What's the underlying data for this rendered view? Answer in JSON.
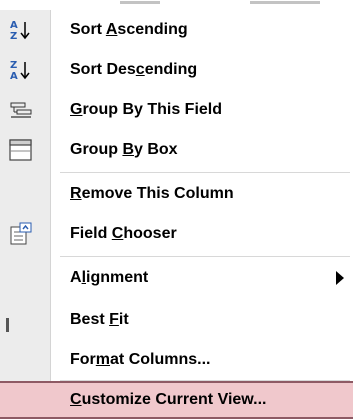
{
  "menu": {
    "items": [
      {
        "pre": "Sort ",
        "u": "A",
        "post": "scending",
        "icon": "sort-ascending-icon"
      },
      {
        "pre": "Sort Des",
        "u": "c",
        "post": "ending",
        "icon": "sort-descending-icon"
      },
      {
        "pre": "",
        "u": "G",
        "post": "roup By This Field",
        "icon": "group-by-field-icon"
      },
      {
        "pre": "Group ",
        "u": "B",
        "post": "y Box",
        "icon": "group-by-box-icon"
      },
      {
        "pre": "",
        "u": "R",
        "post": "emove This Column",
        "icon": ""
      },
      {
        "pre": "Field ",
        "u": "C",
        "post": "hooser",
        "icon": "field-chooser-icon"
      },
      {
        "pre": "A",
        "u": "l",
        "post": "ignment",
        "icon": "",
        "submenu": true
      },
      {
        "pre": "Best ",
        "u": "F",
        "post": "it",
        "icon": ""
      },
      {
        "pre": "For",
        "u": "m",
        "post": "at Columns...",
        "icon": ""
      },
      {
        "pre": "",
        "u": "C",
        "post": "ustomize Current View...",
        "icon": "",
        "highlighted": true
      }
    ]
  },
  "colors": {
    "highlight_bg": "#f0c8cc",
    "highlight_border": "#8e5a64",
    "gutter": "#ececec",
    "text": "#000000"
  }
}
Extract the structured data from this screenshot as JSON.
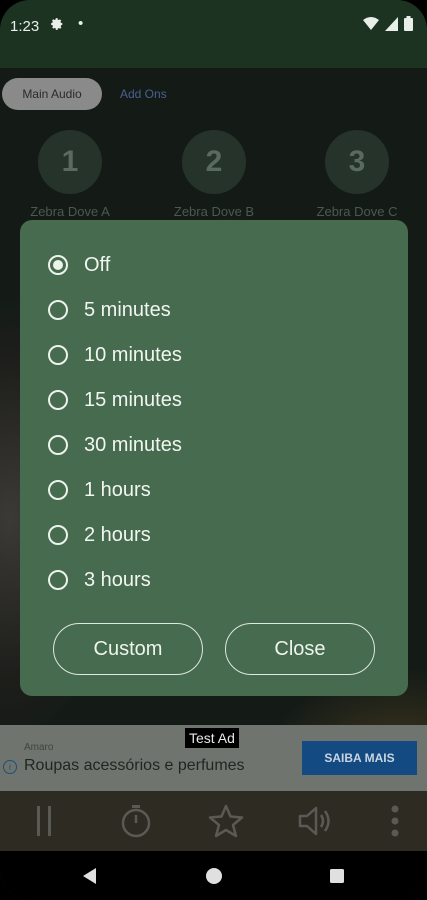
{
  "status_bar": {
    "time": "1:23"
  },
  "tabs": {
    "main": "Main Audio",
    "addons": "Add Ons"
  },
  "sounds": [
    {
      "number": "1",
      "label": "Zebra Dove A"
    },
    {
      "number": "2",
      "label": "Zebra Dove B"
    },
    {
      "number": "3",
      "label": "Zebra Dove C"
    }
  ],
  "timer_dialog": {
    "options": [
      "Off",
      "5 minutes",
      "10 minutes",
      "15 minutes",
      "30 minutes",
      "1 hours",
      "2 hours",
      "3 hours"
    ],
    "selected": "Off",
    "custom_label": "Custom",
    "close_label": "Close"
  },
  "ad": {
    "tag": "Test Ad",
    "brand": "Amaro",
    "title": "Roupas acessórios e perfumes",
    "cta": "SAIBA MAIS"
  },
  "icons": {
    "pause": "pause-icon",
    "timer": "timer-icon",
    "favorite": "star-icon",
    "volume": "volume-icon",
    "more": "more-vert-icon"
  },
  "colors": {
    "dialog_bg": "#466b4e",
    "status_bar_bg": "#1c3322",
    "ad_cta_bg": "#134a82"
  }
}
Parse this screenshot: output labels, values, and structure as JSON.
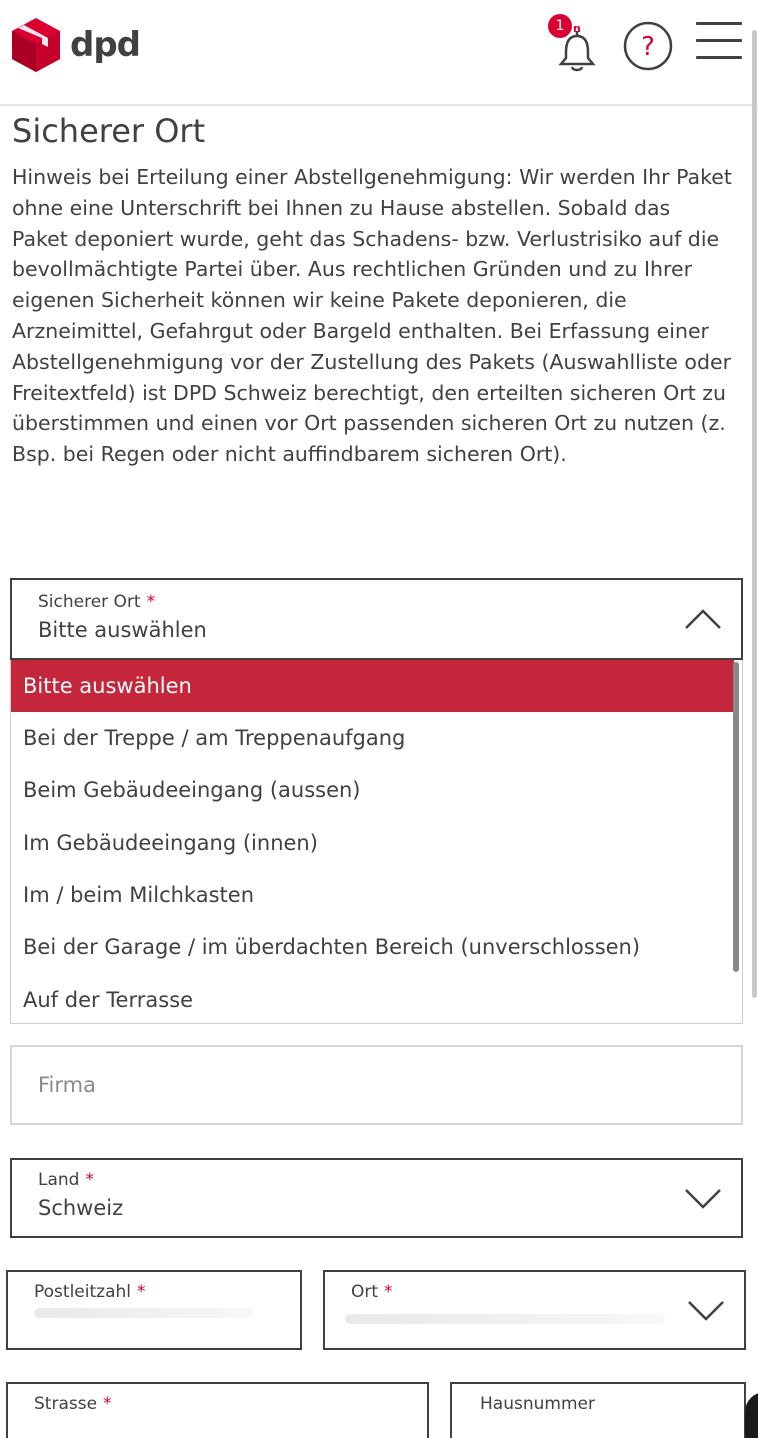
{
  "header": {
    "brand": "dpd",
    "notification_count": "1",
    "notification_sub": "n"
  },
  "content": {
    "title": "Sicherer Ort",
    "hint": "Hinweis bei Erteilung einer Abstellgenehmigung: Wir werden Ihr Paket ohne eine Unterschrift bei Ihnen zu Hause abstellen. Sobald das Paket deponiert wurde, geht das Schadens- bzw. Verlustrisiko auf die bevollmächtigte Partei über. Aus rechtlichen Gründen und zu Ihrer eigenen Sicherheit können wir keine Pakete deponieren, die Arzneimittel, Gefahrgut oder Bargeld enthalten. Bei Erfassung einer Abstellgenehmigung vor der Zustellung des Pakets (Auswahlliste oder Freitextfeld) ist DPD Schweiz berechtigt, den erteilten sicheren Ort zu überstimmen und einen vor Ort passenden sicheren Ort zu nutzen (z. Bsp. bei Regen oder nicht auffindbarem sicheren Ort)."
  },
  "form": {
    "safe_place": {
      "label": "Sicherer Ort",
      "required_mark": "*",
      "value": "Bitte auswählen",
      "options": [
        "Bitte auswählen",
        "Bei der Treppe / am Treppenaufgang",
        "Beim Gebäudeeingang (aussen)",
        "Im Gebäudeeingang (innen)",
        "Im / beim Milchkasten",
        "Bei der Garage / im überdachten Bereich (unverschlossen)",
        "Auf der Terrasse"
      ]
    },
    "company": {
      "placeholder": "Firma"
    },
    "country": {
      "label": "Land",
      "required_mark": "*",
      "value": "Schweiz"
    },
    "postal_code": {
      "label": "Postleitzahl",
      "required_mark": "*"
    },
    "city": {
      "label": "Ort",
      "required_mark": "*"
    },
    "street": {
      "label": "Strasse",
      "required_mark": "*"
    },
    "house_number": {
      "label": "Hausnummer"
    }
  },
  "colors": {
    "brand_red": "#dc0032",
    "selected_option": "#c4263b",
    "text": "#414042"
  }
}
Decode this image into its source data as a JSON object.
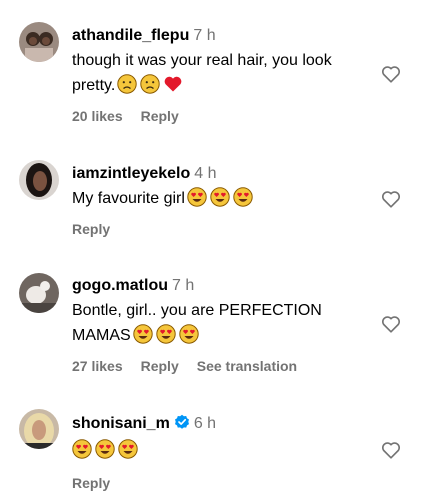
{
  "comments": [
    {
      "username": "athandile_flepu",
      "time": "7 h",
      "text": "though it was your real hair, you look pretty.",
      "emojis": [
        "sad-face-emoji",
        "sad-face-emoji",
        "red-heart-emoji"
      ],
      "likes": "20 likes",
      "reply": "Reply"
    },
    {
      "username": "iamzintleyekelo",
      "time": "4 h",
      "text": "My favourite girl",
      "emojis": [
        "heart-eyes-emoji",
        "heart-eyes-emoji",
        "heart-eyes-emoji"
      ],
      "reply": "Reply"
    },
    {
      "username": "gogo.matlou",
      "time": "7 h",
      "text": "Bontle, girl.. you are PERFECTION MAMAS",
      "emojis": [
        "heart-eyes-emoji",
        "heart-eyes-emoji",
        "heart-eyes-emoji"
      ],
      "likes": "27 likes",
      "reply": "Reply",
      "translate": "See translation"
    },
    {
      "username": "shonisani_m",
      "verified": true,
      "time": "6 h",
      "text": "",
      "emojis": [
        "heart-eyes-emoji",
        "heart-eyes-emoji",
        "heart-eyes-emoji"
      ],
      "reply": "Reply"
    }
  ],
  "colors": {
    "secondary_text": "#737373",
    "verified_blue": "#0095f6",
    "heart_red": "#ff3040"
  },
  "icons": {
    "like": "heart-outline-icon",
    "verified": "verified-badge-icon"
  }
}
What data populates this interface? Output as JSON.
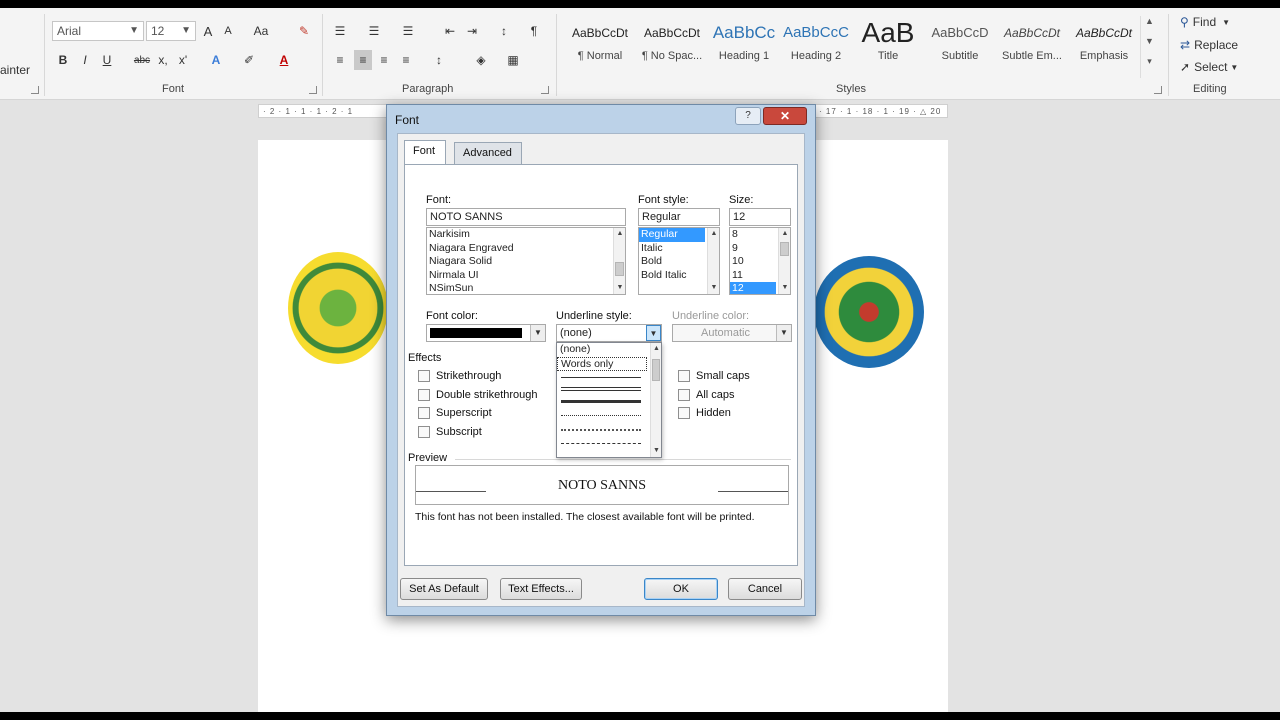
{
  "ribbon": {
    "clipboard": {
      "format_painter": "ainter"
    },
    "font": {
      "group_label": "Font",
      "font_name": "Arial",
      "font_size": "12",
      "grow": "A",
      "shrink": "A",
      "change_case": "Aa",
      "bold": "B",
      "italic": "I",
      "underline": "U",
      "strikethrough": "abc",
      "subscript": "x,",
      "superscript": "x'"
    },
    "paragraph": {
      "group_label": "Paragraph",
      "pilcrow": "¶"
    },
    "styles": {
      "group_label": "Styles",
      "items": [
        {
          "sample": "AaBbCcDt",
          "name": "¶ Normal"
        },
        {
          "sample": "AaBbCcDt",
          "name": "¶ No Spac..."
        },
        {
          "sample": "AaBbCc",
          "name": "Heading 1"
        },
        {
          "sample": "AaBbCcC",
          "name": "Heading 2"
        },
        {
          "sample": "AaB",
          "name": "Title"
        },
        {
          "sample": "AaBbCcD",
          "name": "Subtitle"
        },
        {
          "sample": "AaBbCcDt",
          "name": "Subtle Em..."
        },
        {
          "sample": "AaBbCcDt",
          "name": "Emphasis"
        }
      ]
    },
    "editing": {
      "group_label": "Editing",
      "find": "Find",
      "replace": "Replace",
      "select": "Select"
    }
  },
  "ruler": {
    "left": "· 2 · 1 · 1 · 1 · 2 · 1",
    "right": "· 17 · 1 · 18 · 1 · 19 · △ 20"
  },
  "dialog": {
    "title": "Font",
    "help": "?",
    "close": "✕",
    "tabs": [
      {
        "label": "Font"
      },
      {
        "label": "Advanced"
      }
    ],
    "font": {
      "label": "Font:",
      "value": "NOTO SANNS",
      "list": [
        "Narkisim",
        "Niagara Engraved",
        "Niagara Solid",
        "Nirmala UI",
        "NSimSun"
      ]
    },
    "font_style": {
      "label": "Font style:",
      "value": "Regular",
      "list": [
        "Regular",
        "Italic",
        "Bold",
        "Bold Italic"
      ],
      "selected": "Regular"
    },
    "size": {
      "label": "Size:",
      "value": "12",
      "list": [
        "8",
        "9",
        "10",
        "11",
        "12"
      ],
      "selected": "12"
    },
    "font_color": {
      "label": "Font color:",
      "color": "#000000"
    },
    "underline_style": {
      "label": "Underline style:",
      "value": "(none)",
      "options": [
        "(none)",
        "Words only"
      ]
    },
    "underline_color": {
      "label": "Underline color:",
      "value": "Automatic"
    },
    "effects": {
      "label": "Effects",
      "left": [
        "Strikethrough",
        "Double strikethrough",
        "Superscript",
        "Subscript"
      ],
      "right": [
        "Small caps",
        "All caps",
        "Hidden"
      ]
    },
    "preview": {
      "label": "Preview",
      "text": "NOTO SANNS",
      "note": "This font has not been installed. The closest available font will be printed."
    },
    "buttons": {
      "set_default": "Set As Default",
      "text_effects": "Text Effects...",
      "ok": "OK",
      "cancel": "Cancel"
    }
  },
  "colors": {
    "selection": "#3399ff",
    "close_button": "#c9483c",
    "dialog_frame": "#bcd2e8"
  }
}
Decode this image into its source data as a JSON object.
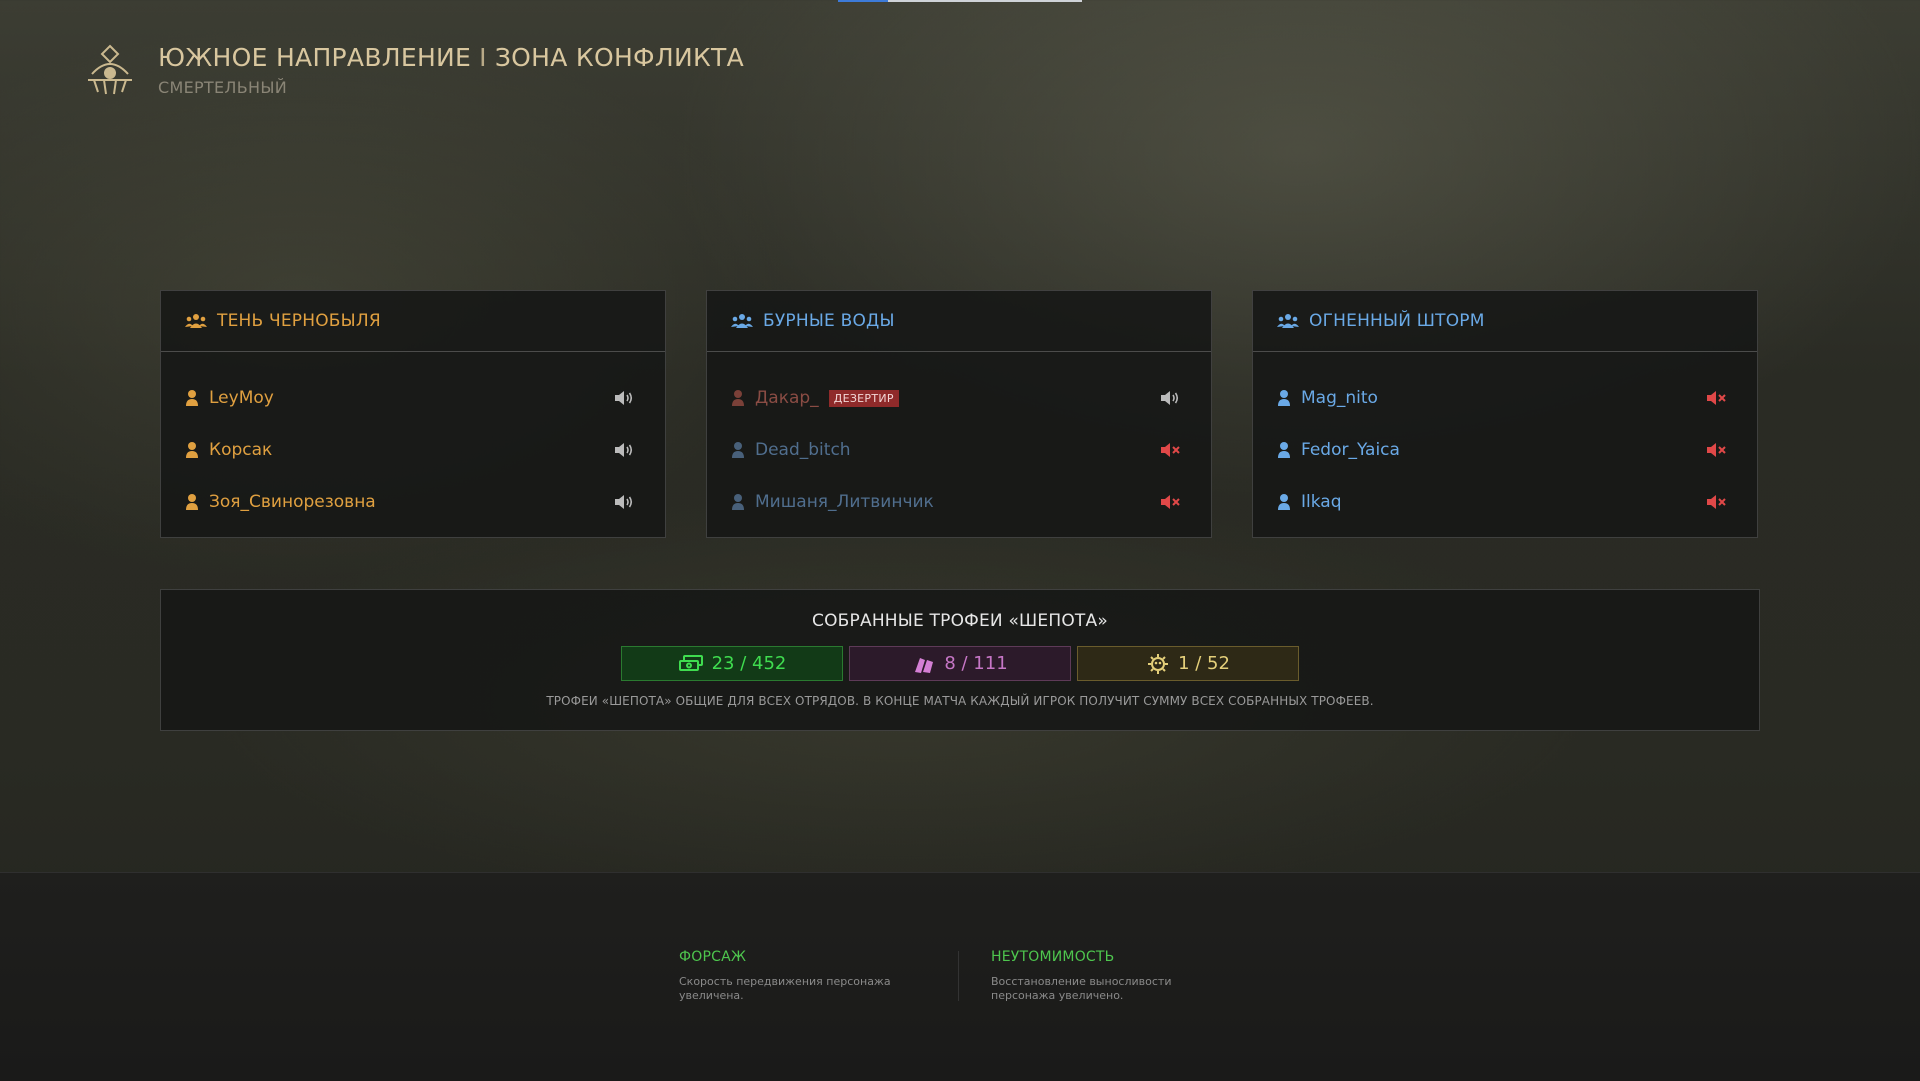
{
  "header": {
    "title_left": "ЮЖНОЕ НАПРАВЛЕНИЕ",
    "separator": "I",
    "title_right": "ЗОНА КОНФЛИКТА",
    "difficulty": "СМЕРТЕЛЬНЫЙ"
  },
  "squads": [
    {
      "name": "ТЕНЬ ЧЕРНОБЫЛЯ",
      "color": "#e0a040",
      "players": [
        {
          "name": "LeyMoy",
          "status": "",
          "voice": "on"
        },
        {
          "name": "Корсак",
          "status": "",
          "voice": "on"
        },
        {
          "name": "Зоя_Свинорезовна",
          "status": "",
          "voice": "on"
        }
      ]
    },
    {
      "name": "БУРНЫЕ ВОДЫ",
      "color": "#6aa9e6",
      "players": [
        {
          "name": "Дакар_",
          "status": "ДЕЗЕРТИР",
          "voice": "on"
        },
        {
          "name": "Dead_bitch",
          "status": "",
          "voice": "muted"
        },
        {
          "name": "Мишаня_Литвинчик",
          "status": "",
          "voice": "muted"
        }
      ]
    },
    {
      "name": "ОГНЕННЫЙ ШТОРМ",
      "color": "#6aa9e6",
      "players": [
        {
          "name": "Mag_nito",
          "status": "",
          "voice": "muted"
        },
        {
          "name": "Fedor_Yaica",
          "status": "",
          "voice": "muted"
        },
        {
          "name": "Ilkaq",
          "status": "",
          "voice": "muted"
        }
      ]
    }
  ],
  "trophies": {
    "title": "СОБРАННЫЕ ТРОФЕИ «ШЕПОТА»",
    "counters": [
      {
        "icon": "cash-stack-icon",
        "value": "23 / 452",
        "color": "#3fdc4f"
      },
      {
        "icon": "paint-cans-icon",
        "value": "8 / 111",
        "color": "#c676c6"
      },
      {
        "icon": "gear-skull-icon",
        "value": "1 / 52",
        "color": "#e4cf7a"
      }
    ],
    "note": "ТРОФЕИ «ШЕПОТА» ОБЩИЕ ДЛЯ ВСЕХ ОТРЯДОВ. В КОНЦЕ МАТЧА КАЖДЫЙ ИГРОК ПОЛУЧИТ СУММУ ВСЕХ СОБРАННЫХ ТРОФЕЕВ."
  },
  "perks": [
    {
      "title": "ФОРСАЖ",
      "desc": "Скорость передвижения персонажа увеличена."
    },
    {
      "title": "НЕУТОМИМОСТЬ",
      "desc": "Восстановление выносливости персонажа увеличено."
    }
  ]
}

-*-*-

Pull out all lines from the entries above that include the word "username".

      "username": "athandile_flepu",
      "username": "iamzintleyekelo",
      "username": "gogo.matlou",
      "username": "shonisani_m",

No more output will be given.